● **PROBLEM DESCRIPTION**: Could you quote, exactly as they stand, the lines running from the one with "Give me a plain-text" to the final line of the material?

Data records
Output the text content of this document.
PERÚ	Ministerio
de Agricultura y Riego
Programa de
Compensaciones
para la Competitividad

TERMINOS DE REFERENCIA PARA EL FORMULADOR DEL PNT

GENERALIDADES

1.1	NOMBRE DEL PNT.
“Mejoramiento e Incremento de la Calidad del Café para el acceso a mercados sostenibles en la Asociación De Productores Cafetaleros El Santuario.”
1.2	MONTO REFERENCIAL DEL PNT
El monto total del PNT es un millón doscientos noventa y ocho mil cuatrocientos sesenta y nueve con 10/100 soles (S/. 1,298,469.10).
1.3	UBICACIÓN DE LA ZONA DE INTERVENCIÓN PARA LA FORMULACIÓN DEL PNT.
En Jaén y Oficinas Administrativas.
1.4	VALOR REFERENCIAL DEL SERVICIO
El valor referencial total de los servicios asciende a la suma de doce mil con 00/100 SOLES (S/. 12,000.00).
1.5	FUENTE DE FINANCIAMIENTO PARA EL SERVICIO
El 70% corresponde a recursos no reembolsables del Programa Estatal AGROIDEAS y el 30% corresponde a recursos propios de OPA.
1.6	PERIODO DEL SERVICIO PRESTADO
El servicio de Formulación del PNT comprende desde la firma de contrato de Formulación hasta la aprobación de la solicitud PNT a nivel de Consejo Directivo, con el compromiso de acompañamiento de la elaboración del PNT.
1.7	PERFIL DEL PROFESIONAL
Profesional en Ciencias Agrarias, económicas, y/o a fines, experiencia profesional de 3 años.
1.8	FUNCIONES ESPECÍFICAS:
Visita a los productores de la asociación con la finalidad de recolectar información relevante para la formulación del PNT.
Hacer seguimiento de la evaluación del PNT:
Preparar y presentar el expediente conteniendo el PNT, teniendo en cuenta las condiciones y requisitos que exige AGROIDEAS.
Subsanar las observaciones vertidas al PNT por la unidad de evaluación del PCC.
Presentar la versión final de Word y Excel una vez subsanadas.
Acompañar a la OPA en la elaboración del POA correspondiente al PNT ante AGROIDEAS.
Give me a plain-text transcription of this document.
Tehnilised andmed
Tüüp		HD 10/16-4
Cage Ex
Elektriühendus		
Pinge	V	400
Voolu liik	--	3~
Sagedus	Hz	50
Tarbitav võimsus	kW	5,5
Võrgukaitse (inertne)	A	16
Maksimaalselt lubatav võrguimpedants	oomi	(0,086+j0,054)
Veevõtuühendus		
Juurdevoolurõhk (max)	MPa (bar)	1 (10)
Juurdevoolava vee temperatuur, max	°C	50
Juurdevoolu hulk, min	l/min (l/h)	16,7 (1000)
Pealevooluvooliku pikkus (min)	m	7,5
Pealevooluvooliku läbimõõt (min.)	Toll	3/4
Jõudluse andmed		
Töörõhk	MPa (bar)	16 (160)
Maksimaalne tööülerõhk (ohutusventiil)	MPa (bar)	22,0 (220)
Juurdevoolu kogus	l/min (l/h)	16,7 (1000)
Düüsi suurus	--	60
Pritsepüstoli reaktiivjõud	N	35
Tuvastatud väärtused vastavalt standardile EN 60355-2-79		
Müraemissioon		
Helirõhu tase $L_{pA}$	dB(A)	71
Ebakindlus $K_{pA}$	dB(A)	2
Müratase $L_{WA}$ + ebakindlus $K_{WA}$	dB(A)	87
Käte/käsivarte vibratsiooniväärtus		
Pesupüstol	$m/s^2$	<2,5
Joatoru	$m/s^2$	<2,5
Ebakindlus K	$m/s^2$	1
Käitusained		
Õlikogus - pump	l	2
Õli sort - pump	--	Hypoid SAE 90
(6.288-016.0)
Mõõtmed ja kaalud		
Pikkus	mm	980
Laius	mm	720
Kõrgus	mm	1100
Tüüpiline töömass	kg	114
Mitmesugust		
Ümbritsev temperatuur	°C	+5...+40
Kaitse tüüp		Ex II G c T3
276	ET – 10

● **CORRECT ANSWER**:
Give me a plain-text transcription of this document.
Tehnilised andmed
Tüüp		HD 10/16-4
Cage Ex
Elektriühendus		
Pinge	V	400
Voolu liik	--	3~
Sagedus	Hz	50
Tarbitav võimsus	kW	5,5
Võrgukaitse (inertne)	A	16
Maksimaalselt lubatav võrguimpedants	oomi	(0,086+j0,054)
Veevõtuühendus		
Juurdevoolurõhk (max)	MPa (bar)	1 (10)
Juurdevoolava vee temperatuur, max	°C	50
Juurdevoolu hulk, min	l/min (l/h)	16,7 (1000)
Pealevooluvooliku pikkus (min)	m	7,5
Pealevooluvooliku läbimõõt (min.)	Toll	3/4
Jõudluse andmed		
Töörõhk	MPa (bar)	16 (160)
Maksimaalne tööülerõhk (ohutusventiil)	MPa (bar)	22,0 (220)
Juurdevoolu kogus	l/min (l/h)	16,7 (1000)
Düüsi suurus	--	60
Pritsepüstoli reaktiivjõud	N	35
Tuvastatud väärtused vastavalt standardile EN 60355-2-79		
Müraemissioon		
Helirõhu tase $L_{pA}$	dB(A)	71
Ebakindlus $K_{pA}$	dB(A)	2
Müratase $L_{WA}$ + ebakindlus $K_{WA}$	dB(A)	87
Käte/käsivarte vibratsiooniväärtus		
Pesupüstol	$m/s^2$	<2,5
Joatoru	$m/s^2$	<2,5
Ebakindlus K	$m/s^2$	1
Käitusained		
Õlikogus - pump	l	2
Õli sort - pump	--	Hypoid SAE 90
(6.288-016.0)
Mõõtmed ja kaalud		
Pikkus	mm	980
Laius	mm	720
Kõrgus	mm	1100
Tüüpiline töömass	kg	114
Mitmesugust		
Ümbritsev temperatuur	°C	+5...+40
Kaitse tüüp		Ex II G c T3
276	ET – 10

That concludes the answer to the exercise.